▶ [SHORT TASK]
Scan the lines below; pull out those with "Освещенные".

▶ [RECORDS]
_ _ _ _ _

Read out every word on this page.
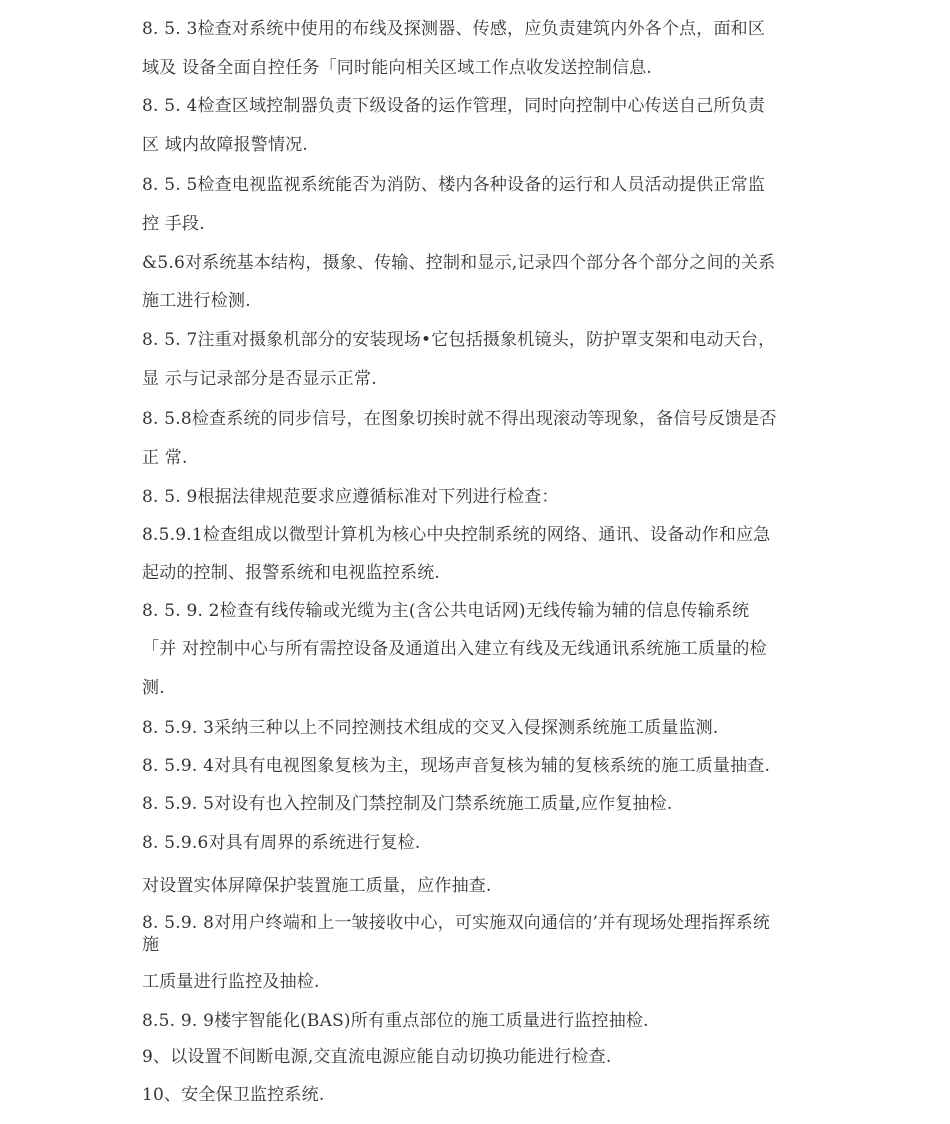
8. 5. 3检查对系统中使用的布线及探测器、传感，应负责建筑内外各个点，面和区
域及 设备全面自控任务「同时能向相关区域工作点收发送控制信息.
8. 5. 4检查区域控制器负责下级设备的运作管理，同时向控制中心传送自己所负责
区 域内故障报警情况.
8. 5. 5检查电视监视系统能否为消防、楼内各种设备的运行和人员活动提供正常监
控 手段.
&5.6对系统基本结构，摄象、传输、控制和显示,记录四个部分各个部分之间的关系
施工进行检测.
8. 5. 7注重对摄象机部分的安装现场•它包括摄象机镜头，防护罩支架和电动天台，
显 示与记录部分是否显示正常.
8. 5.8检查系统的同步信号，在图象切挨时就不得出现滚动等现象，备信号反馈是否
正 常.
8. 5. 9根据法律规范要求应遵循标准对下列进行检查：
8.5.9.1检查组成以微型计算机为核心中央控制系统的网络、通讯、设备动作和应急
起动的控制、报警系统和电视监控系统.
8. 5. 9. 2检查有线传输或光缆为主(含公共电话网)无线传输为辅的信息传输系统
「并 对控制中心与所有需控设备及通道出入建立有线及无线通讯系统施工质量的检
测.
8. 5.9. 3采纳三种以上不同控测技术组成的交叉入侵探测系统施工质量监测.
8. 5.9. 4对具有电视图象复核为主，现场声音复核为辅的复核系统的施工质量抽查.
8. 5.9. 5对设有也入控制及门禁控制及门禁系统施工质量,应作复抽检.
8. 5.9.6对具有周界的系统进行复检.
对设置实体屏障保护装置施工质量，应作抽查.
8. 5.9. 8对用户终端和上一皱接收中心，可实施双向通信的’并有现场处理指挥系统
施
工质量进行监控及抽检.
8.5. 9. 9楼宇智能化(BAS)所有重点部位的施工质量进行监控抽检.
9、以设置不间断电源,交直流电源应能自动切换功能进行检查.
10、安全保卫监控系统.
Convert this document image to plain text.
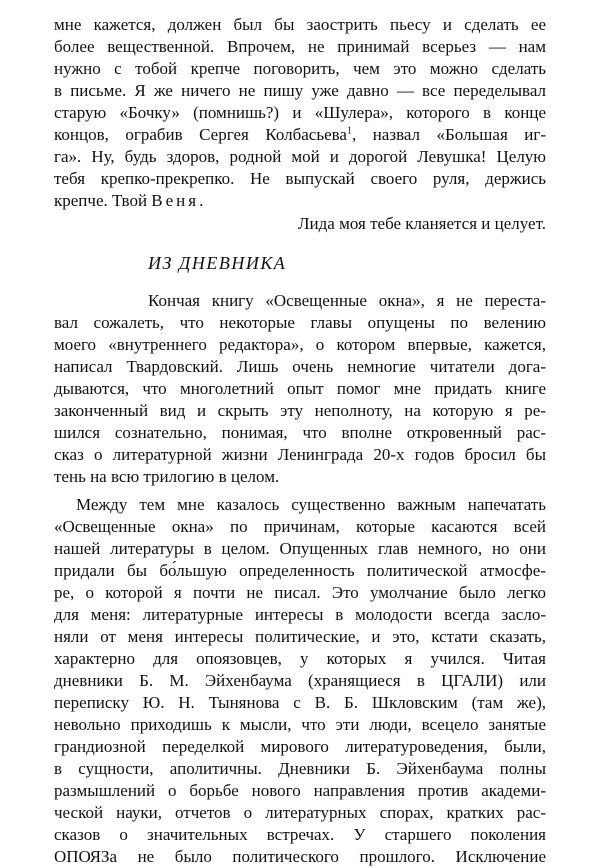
мне кажется, должен был бы заострить пьесу и сделать ее
более вещественной. Впрочем, не принимай всерьез — нам
нужно с тобой крепче поговорить, чем это можно сделать
в письме. Я же ничего не пишу уже давно — все переделывал
старую «Бочку» (помнишь?) и «Шулера», которого в конце
концов, ограбив Сергея Колбасьева$^1$, назвал «Большая иг-
га». Ну, будь здоров, родной мой и дорогой Левушка! Целую
тебя крепко-прекрепко. Не выпускай своего руля, держись
крепче. Твой Веня.
Лида моя тебе кланяется и целует.
ИЗ ДНЕВНИКА
Кончая книгу «Освещенные окна», я не переста-
вал сожалеть, что некоторые главы опущены по велению
моего «внутреннего редактора», о котором впервые, кажется,
написал Твардовский. Лишь очень немногие читатели дога-
дываются, что многолетний опыт помог мне придать книге
законченный вид и скрыть эту неполноту, на которую я ре-
шился сознательно, понимая, что вполне откровенный рас-
сказ о литературной жизни Ленинграда 20-х годов бросил бы
тень на всю трилогию в целом.
Между тем мне казалось существенно важным напечатать
«Освещенные окна» по причинам, которые касаются всей
нашей литературы в целом. Опущенных глав немного, но они
придали бы бо́льшую определенность политической атмосфе-
ре, о которой я почти не писал. Это умолчание было легко
для меня: литературные интересы в молодости всегда засло-
няли от меня интересы политические, и это, кстати сказать,
характерно для опоязовцев, у которых я учился. Читая
дневники Б. М. Эйхенбаума (хранящиеся в ЦГАЛИ) или
переписку Ю. Н. Тынянова с В. Б. Шкловским (там же),
невольно приходишь к мысли, что эти люди, всецело занятые
грандиозной переделкой мирового литературоведения, были,
в сущности, аполитичны. Дневники Б. Эйхенбаума полны
размышлений о борьбе нового направления против академи-
ческой науки, отчетов о литературных спорах, кратких рас-
сказов о значительных встречах. У старшего поколения
ОПОЯЗа не было политического прошлого. Исключение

_ _ _ _ _

▶ [ANSWER]
Кончая книгу «Освещенные окна», я не переста-
«Освещенные окна» по причинам, которые касаются всей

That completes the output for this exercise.